[Extracts from a graphics dataset]
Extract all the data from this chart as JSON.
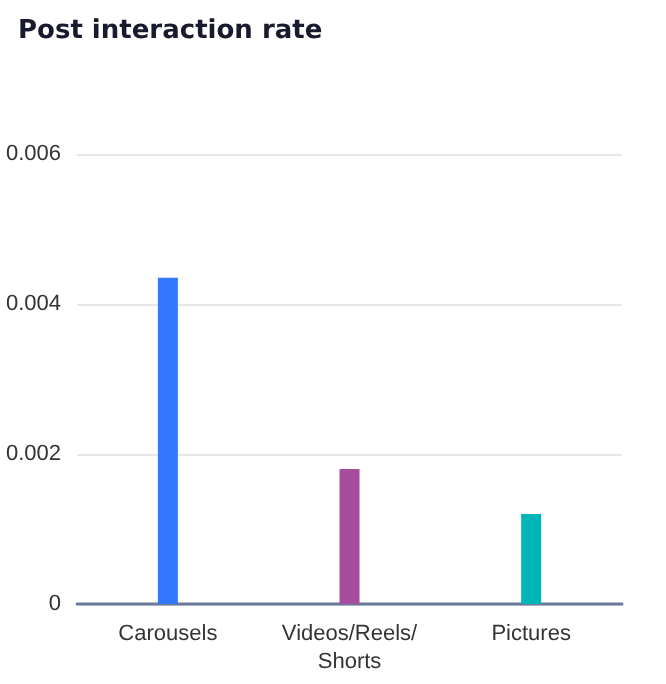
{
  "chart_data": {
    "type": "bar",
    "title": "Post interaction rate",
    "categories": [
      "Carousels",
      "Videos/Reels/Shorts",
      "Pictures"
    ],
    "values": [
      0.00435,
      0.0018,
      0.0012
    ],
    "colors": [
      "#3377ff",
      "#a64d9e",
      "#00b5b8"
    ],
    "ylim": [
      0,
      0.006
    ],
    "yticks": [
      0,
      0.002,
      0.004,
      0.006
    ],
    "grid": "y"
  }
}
--
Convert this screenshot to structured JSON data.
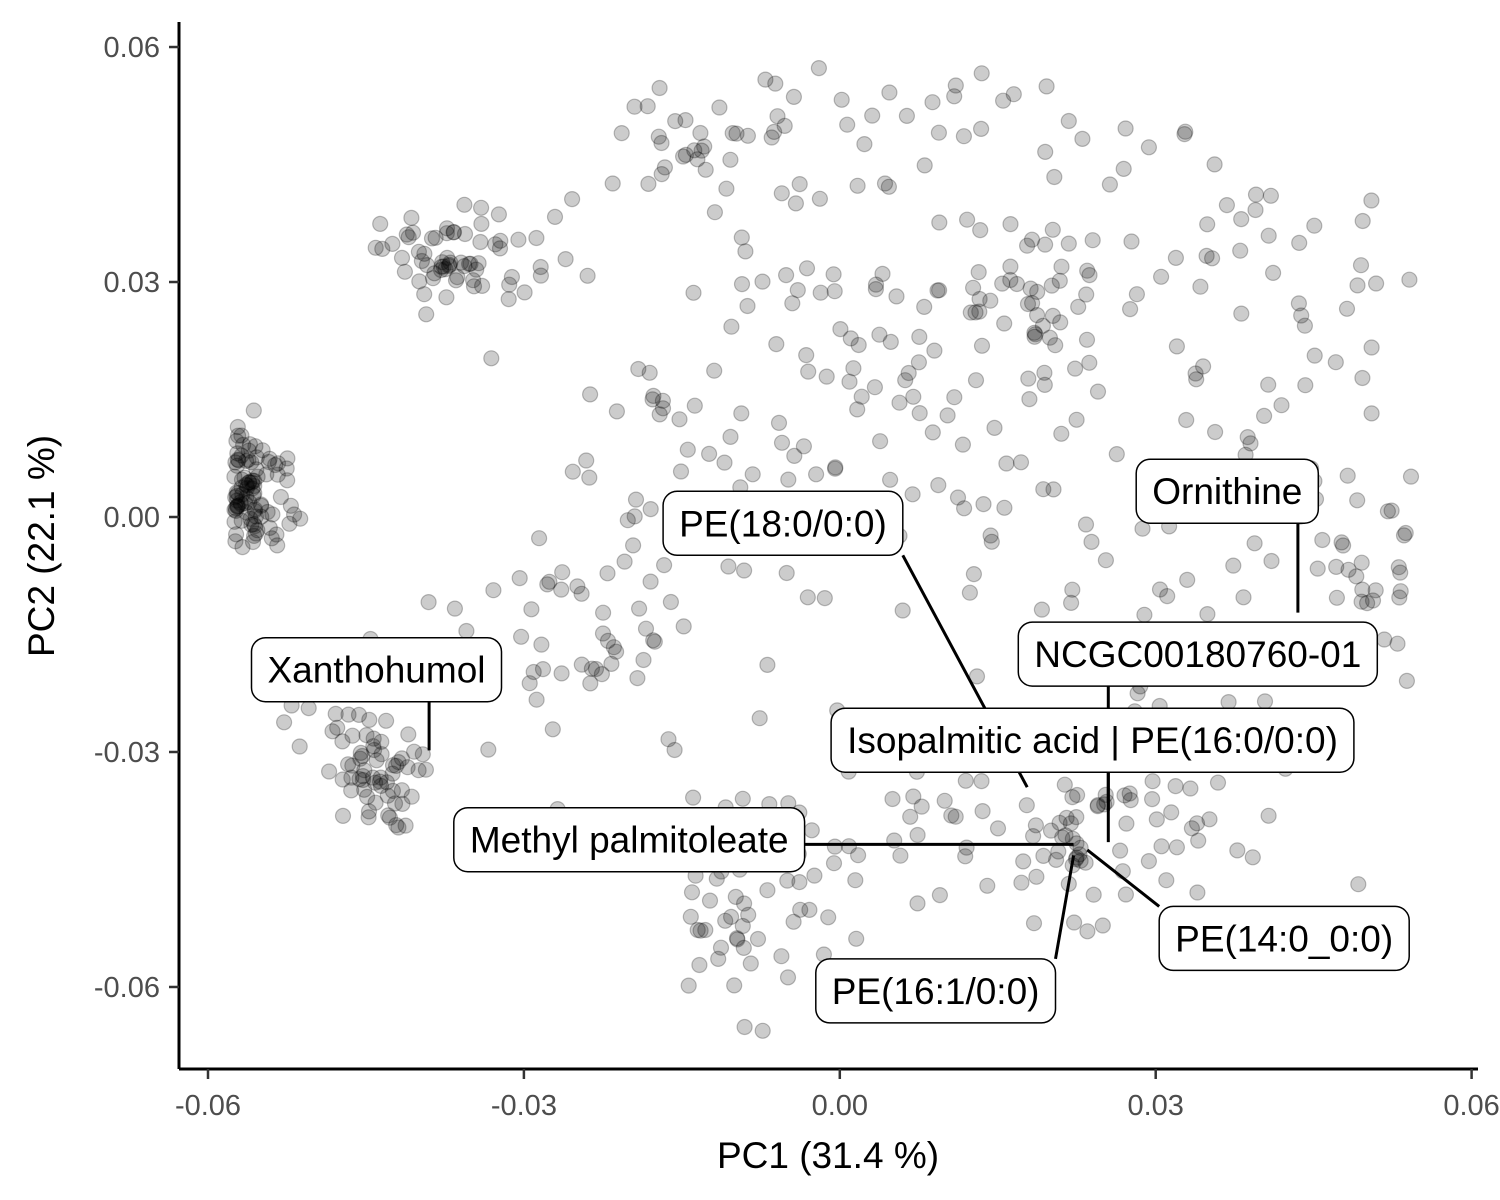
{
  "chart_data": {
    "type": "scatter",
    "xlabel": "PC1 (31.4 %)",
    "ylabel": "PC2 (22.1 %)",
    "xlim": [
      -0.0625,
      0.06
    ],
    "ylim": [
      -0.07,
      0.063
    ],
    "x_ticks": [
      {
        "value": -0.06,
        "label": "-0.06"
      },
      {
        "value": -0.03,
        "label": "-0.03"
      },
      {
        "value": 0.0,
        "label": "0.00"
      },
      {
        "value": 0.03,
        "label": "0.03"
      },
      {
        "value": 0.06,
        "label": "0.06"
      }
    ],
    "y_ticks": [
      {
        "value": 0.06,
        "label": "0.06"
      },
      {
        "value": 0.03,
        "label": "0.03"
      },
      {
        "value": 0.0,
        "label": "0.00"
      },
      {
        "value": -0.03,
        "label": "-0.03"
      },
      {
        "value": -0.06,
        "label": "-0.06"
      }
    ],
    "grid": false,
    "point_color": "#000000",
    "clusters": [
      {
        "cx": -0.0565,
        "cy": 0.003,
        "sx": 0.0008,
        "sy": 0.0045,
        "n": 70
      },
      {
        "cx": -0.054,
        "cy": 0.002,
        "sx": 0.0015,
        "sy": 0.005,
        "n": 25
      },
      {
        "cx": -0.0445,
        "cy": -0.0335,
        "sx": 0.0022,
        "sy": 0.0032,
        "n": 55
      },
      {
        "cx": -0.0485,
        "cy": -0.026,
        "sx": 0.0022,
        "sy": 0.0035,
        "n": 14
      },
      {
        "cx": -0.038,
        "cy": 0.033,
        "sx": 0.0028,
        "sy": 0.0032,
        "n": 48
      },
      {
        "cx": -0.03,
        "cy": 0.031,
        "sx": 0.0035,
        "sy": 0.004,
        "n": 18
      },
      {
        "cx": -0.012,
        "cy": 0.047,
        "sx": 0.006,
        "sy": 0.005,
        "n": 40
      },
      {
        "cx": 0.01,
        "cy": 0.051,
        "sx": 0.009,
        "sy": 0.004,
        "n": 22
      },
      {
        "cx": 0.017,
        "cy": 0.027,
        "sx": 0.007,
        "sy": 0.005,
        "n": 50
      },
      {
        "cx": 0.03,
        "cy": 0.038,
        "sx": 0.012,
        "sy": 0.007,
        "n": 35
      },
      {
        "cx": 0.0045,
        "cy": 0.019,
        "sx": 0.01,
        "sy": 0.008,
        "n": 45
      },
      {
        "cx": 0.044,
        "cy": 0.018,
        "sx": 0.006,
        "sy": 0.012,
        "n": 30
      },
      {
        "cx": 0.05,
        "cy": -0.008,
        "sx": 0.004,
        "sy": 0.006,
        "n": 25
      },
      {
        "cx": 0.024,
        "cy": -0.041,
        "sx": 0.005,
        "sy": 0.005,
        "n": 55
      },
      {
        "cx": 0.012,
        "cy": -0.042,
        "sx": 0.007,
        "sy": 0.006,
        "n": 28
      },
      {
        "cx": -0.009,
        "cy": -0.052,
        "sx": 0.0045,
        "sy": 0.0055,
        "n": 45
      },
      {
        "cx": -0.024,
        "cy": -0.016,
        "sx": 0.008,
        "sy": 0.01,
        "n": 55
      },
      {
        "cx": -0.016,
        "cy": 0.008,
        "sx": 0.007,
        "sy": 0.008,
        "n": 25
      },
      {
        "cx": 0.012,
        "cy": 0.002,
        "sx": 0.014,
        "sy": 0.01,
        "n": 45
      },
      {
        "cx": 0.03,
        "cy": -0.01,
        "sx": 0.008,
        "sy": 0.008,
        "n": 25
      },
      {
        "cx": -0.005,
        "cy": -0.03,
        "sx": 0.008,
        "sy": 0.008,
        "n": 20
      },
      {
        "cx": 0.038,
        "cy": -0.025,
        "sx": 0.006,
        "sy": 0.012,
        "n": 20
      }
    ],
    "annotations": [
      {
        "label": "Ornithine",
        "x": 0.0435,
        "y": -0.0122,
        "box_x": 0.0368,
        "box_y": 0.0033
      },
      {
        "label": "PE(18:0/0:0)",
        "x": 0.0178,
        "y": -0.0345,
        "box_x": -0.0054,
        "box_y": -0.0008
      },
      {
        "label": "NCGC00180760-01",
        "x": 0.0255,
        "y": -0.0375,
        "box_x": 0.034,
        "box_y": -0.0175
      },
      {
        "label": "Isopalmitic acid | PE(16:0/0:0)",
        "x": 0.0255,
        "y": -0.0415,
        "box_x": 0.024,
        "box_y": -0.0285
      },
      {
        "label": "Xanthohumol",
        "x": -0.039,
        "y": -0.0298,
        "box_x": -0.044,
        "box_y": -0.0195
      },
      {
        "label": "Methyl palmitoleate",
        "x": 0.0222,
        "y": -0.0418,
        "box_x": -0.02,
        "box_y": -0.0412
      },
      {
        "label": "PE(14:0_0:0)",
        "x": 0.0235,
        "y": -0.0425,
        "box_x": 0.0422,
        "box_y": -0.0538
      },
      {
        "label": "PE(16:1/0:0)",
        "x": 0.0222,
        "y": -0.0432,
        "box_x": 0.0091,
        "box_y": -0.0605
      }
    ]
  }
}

# Description of the task
Wherever the word "JSON" occurs in a line of the listing, copy that line.

# Answer
Extract all the data from this chart as JSON.
Convert this screenshot to structured JSON data.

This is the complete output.